--- begin Dataset rows ---
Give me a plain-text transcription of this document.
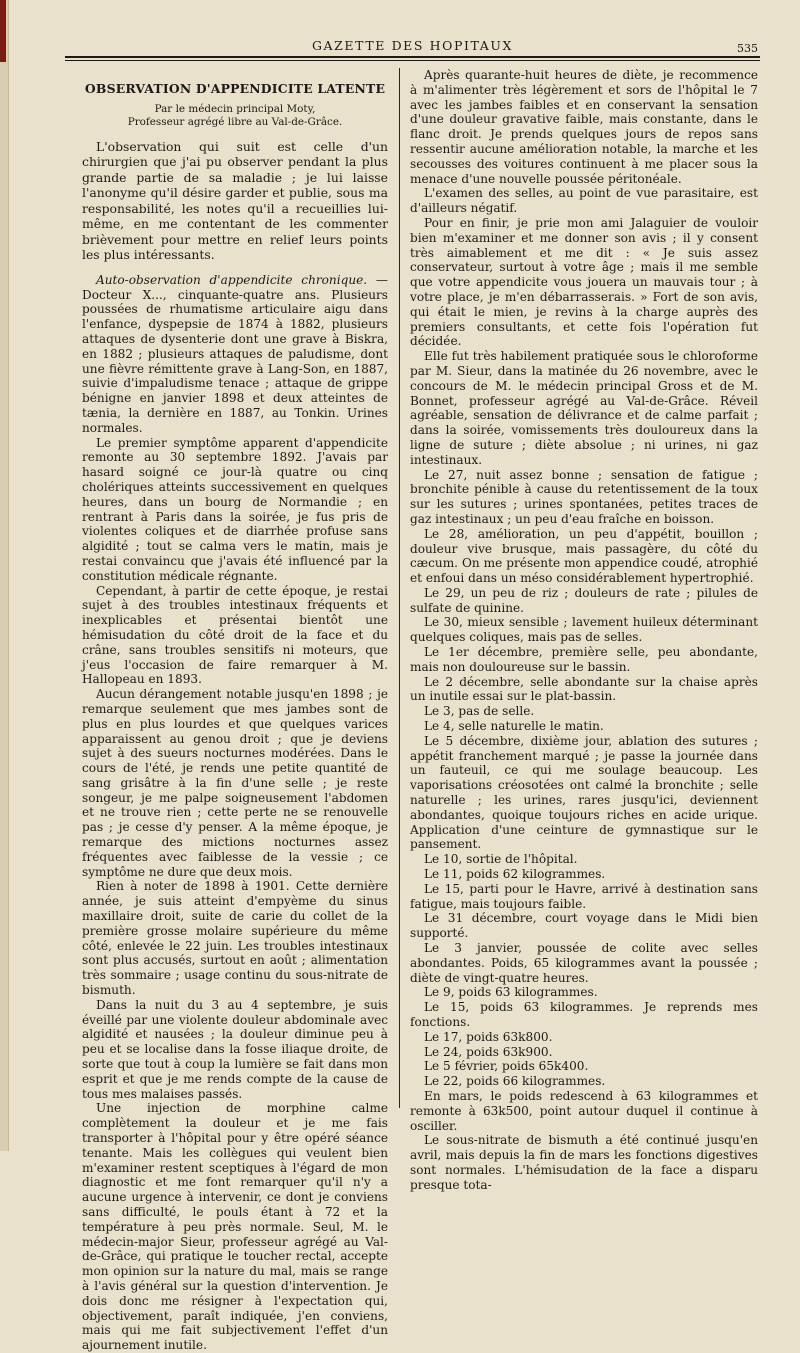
GAZETTE DES HOPITAUX	535
OBSERVATION D'APPENDICITE LATENTE
Par le médecin principal Moty,
Professeur agrégé libre au Val-de-Grâce.

L'observation qui suit est celle d'un chirurgien que j'ai pu observer pendant la plus grande partie de sa maladie ; je lui laisse l'anonyme qu'il désire garder et publie, sous ma responsabilité, les notes qu'il a recueillies lui-même, en me contentant de les commenter brièvement pour mettre en relief leurs points les plus intéressants.

Auto-observation d'appendicite chronique. — Docteur X..., cinquante-quatre ans. Plusieurs poussées de rhumatisme articulaire aigu dans l'enfance, dyspepsie de 1874 à 1882, plusieurs attaques de dysenterie dont une grave à Biskra, en 1882 ; plusieurs attaques de paludisme, dont une fièvre rémittente grave à Lang-Son, en 1887, suivie d'impaludisme tenace ; attaque de grippe bénigne en janvier 1898 et deux atteintes de tænia, la dernière en 1887, au Tonkin. Urines normales.

Le premier symptôme apparent d'appendicite remonte au 30 septembre 1892. J'avais par hasard soigné ce jour-là quatre ou cinq cholériques atteints successivement en quelques heures, dans un bourg de Normandie ; en rentrant à Paris dans la soirée, je fus pris de violentes coliques et de diarrhée profuse sans algidité ; tout se calma vers le matin, mais je restai convaincu que j'avais été influencé par la constitution médicale régnante.

Cependant, à partir de cette époque, je restai sujet à des troubles intestinaux fréquents et inexplicables et présentai bientôt une hémisudation du côté droit de la face et du crâne, sans troubles sensitifs ni moteurs, que j'eus l'occasion de faire remarquer à M. Hallopeau en 1893.

Aucun dérangement notable jusqu'en 1898 ; je remarque seulement que mes jambes sont de plus en plus lourdes et que quelques varices apparaissent au genou droit ; que je deviens sujet à des sueurs nocturnes modérées. Dans le cours de l'été, je rends une petite quantité de sang grisâtre à la fin d'une selle ; je reste songeur, je me palpe soigneusement l'abdomen et ne trouve rien ; cette perte ne se renouvelle pas ; je cesse d'y penser. A la même époque, je remarque des mictions nocturnes assez fréquentes avec faiblesse de la vessie ; ce symptôme ne dure que deux mois.

Rien à noter de 1898 à 1901. Cette dernière année, je suis atteint d'empyème du sinus maxillaire droit, suite de carie du collet de la première grosse molaire supérieure du même côté, enlevée le 22 juin. Les troubles intestinaux sont plus accusés, surtout en août ; alimentation très sommaire ; usage continu du sous-nitrate de bismuth.

Dans la nuit du 3 au 4 septembre, je suis éveillé par une violente douleur abdominale avec algidité et nausées ; la douleur diminue peu à peu et se localise dans la fosse iliaque droite, de sorte que tout à coup la lumière se fait dans mon esprit et que je me rends compte de la cause de tous mes malaises passés.

Une injection de morphine calme complètement la douleur et je me fais transporter à l'hôpital pour y être opéré séance tenante. Mais les collègues qui veulent bien m'examiner restent sceptiques à l'égard de mon diagnostic et me font remarquer qu'il n'y a aucune urgence à intervenir, ce dont je conviens sans difficulté, le pouls étant à 72 et la température à peu près normale. Seul, M. le médecin-major Sieur, professeur agrégé au Val-de-Grâce, qui pratique le toucher rectal, accepte mon opinion sur la nature du mal, mais se range à l'avis général sur la question d'intervention. Je dois donc me résigner à l'expectation qui, objectivement, paraît indiquée, j'en conviens, mais qui me fait subjectivement l'effet d'un ajournement inutile.

Après quarante-huit heures de diète, je recommence à m'alimenter très légèrement et sors de l'hôpital le 7 avec les jambes faibles et en conservant la sensation d'une douleur gravative faible, mais constante, dans le flanc droit. Je prends quelques jours de repos sans ressentir aucune amélioration notable, la marche et les secousses des voitures continuent à me placer sous la menace d'une nouvelle poussée péritonéale.

L'examen des selles, au point de vue parasitaire, est d'ailleurs négatif.

Pour en finir, je prie mon ami Jalaguier de vouloir bien m'examiner et me donner son avis ; il y consent très aimablement et me dit : « Je suis assez conservateur, surtout à votre âge ; mais il me semble que votre appendicite vous jouera un mauvais tour ; à votre place, je m'en débarrasserais. » Fort de son avis, qui était le mien, je revins à la charge auprès des premiers consultants, et cette fois l'opération fut décidée.

Elle fut très habilement pratiquée sous le chloroforme par M. Sieur, dans la matinée du 26 novembre, avec le concours de M. le médecin principal Gross et de M. Bonnet, professeur agrégé au Val-de-Grâce. Réveil agréable, sensation de délivrance et de calme parfait ; dans la soirée, vomissements très douloureux dans la ligne de suture ; diète absolue ; ni urines, ni gaz intestinaux.

Le 27, nuit assez bonne ; sensation de fatigue ; bronchite pénible à cause du retentissement de la toux sur les sutures ; urines spontanées, petites traces de gaz intestinaux ; un peu d'eau fraîche en boisson.

Le 28, amélioration, un peu d'appétit, bouillon ; douleur vive brusque, mais passagère, du côté du cæcum. On me présente mon appendice coudé, atrophié et enfoui dans un méso considérablement hypertrophié.

Le 29, un peu de riz ; douleurs de rate ; pilules de sulfate de quinine.

Le 30, mieux sensible ; lavement huileux déterminant quelques coliques, mais pas de selles.

Le 1er décembre, première selle, peu abondante, mais non douloureuse sur le bassin.

Le 2 décembre, selle abondante sur la chaise après un inutile essai sur le plat-bassin.

Le 3, pas de selle.

Le 4, selle naturelle le matin.

Le 5 décembre, dixième jour, ablation des sutures ; appétit franchement marqué ; je passe la journée dans un fauteuil, ce qui me soulage beaucoup. Les vaporisations créosotées ont calmé la bronchite ; selle naturelle ; les urines, rares jusqu'ici, deviennent abondantes, quoique toujours riches en acide urique. Application d'une ceinture de gymnastique sur le pansement.

Le 10, sortie de l'hôpital.

Le 11, poids 62 kilogrammes.

Le 15, parti pour le Havre, arrivé à destination sans fatigue, mais toujours faible.

Le 31 décembre, court voyage dans le Midi bien supporté.

Le 3 janvier, poussée de colite avec selles abondantes. Poids, 65 kilogrammes avant la poussée ; diète de vingt-quatre heures.

Le 9, poids 63 kilogrammes.

Le 15, poids 63 kilogrammes. Je reprends mes fonctions.

Le 17, poids 63k800.

Le 24, poids 63k900.

Le 5 février, poids 65k400.

Le 22, poids 66 kilogrammes.

En mars, le poids redescend à 63 kilogrammes et remonte à 63k500, point autour duquel il continue à osciller.

Le sous-nitrate de bismuth a été continué jusqu'en avril, mais depuis la fin de mars les fonctions digestives sont normales. L'hémisudation de la face a disparu presque tota-
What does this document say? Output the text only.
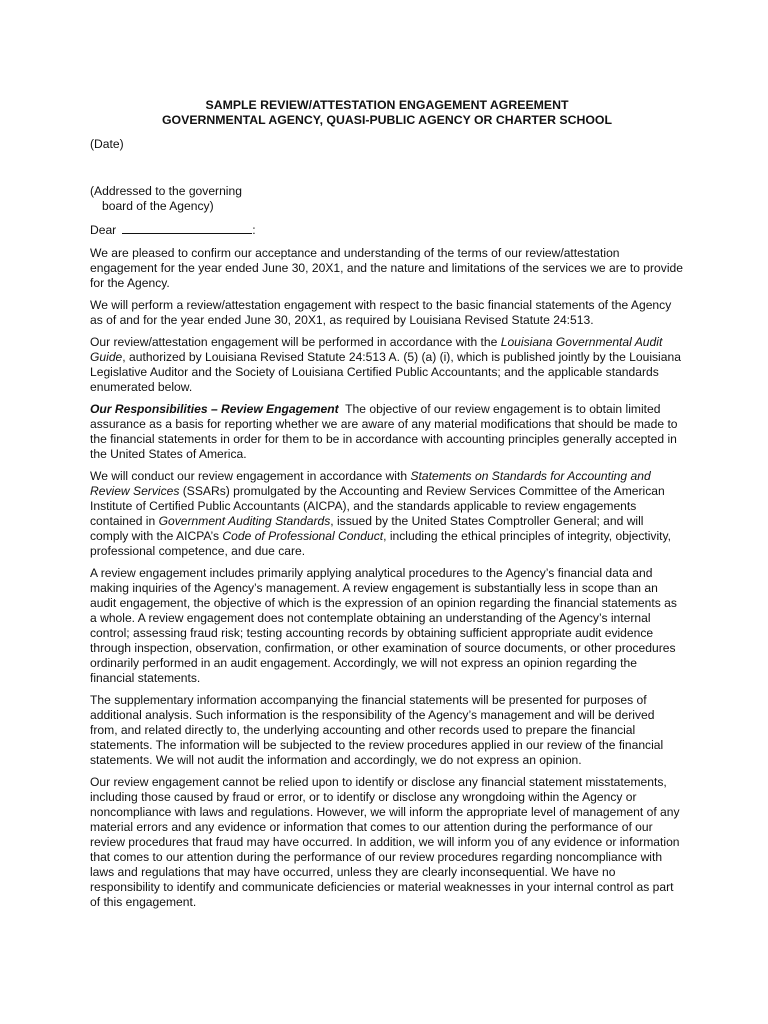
SAMPLE REVIEW/ATTESTATION ENGAGEMENT AGREEMENT
GOVERNMENTAL AGENCY, QUASI-PUBLIC AGENCY OR CHARTER SCHOOL
(Date)
(Addressed to the governing
board of the Agency)
Dear	:

We are pleased to confirm our acceptance and understanding of the terms of our review/attestation engagement for the year ended June 30, 20X1, and the nature and limitations of the services we are to provide for the Agency.

We will perform a review/attestation engagement with respect to the basic financial statements of the Agency as of and for the year ended June 30, 20X1, as required by Louisiana Revised Statute 24:513.

Our review/attestation engagement will be performed in accordance with the Louisiana Governmental Audit Guide, authorized by Louisiana Revised Statute 24:513 A. (5) (a) (i), which is published jointly by the Louisiana Legislative Auditor and the Society of Louisiana Certified Public Accountants; and the applicable standards enumerated below.

Our Responsibilities – Review Engagement  The objective of our review engagement is to obtain limited assurance as a basis for reporting whether we are aware of any material modifications that should be made to the financial statements in order for them to be in accordance with accounting principles generally accepted in the United States of America.

We will conduct our review engagement in accordance with Statements on Standards for Accounting and Review Services (SSARs) promulgated by the Accounting and Review Services Committee of the American Institute of Certified Public Accountants (AICPA), and the standards applicable to review engagements contained in Government Auditing Standards, issued by the United States Comptroller General; and will comply with the AICPA’s Code of Professional Conduct, including the ethical principles of integrity, objectivity, professional competence, and due care.

A review engagement includes primarily applying analytical procedures to the Agency’s financial data and making inquiries of the Agency’s management. A review engagement is substantially less in scope than an audit engagement, the objective of which is the expression of an opinion regarding the financial statements as a whole. A review engagement does not contemplate obtaining an understanding of the Agency’s internal control; assessing fraud risk; testing accounting records by obtaining sufficient appropriate audit evidence through inspection, observation, confirmation, or other examination of source documents, or other procedures ordinarily performed in an audit engagement. Accordingly, we will not express an opinion regarding the financial statements.

The supplementary information accompanying the financial statements will be presented for purposes of additional analysis. Such information is the responsibility of the Agency’s management and will be derived from, and related directly to, the underlying accounting and other records used to prepare the financial statements. The information will be subjected to the review procedures applied in our review of the financial statements. We will not audit the information and accordingly, we do not express an opinion.

Our review engagement cannot be relied upon to identify or disclose any financial statement misstatements, including those caused by fraud or error, or to identify or disclose any wrongdoing within the Agency or noncompliance with laws and regulations. However, we will inform the appropriate level of management of any material errors and any evidence or information that comes to our attention during the performance of our review procedures that fraud may have occurred. In addition, we will inform you of any evidence or information that comes to our attention during the performance of our review procedures regarding noncompliance with laws and regulations that may have occurred, unless they are clearly inconsequential. We have no responsibility to identify and communicate deficiencies or material weaknesses in your internal control as part of this engagement.
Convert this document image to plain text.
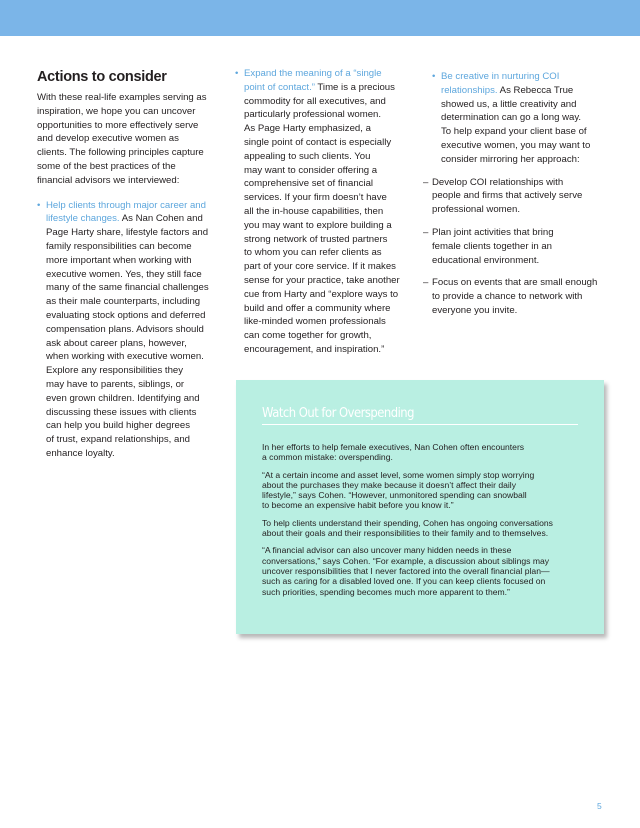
Actions to consider
With these real-life examples serving as
inspiration, we hope you can uncover
opportunities to more effectively serve
and develop executive women as
clients. The following principles capture
some of the best practices of the
financial advisors we interviewed:
• Help clients through major career and
lifestyle changes. As Nan Cohen and
Page Harty share, lifestyle factors and
family responsibilities can become
more important when working with
executive women. Yes, they still face
many of the same financial challenges
as their male counterparts, including
evaluating stock options and deferred
compensation plans. Advisors should
ask about career plans, however,
when working with executive women.
Explore any responsibilities they
may have to parents, siblings, or
even grown children. Identifying and
discussing these issues with clients
can help you build higher degrees
of trust, expand relationships, and
enhance loyalty.
• Expand the meaning of a “single
point of contact.” Time is a precious
commodity for all executives, and
particularly professional women.
As Page Harty emphasized, a
single point of contact is especially
appealing to such clients. You
may want to consider offering a
comprehensive set of financial
services. If your firm doesn’t have
all the in-house capabilities, then
you may want to explore building a
strong network of trusted partners
to whom you can refer clients as
part of your core service. If it makes
sense for your practice, take another
cue from Harty and “explore ways to
build and offer a community where
like-minded women professionals
can come together for growth,
encouragement, and inspiration.”
• Be creative in nurturing COI
relationships. As Rebecca True
showed us, a little creativity and
determination can go a long way.
To help expand your client base of
executive women, you may want to
consider mirroring her approach:
– Develop COI relationships with
people and firms that actively serve
professional women.
– Plan joint activities that bring
female clients together in an
educational environment.
– Focus on events that are small enough
to provide a chance to network with
everyone you invite.
Watch Out for Overspending

In her efforts to help female executives, Nan Cohen often encounters
a common mistake: overspending.

“At a certain income and asset level, some women simply stop worrying
about the purchases they make because it doesn’t affect their daily
lifestyle,” says Cohen. “However, unmonitored spending can snowball
to become an expensive habit before you know it.”

To help clients understand their spending, Cohen has ongoing conversations
about their goals and their responsibilities to their family and to themselves.

“A financial advisor can also uncover many hidden needs in these
conversations,” says Cohen. “For example, a discussion about siblings may
uncover responsibilities that I never factored into the overall financial plan—
such as caring for a disabled loved one. If you can keep clients focused on
such priorities, spending becomes much more apparent to them.”

5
--- end Dataset rows ---
Aim of the task =
Copy out every line of the listing that contains the string "bronchite".

Expected answer =
Le 27, nuit assez bonne ; sensation de fatigue ; bronchite pénible à cause du retentissement de la toux sur les sutures ; urines spontanées, petites traces de gaz intestinaux ; un peu d'eau fraîche en boisson.
Le 5 décembre, dixième jour, ablation des sutures ; appétit franchement marqué ; je passe la journée dans un fauteuil, ce qui me soulage beaucoup. Les vaporisations créosotées ont calmé la bronchite ; selle naturelle ; les urines, rares jusqu'ici, deviennent abondantes, quoique toujours riches en acide urique. Application d'une ceinture de gymnastique sur le pansement.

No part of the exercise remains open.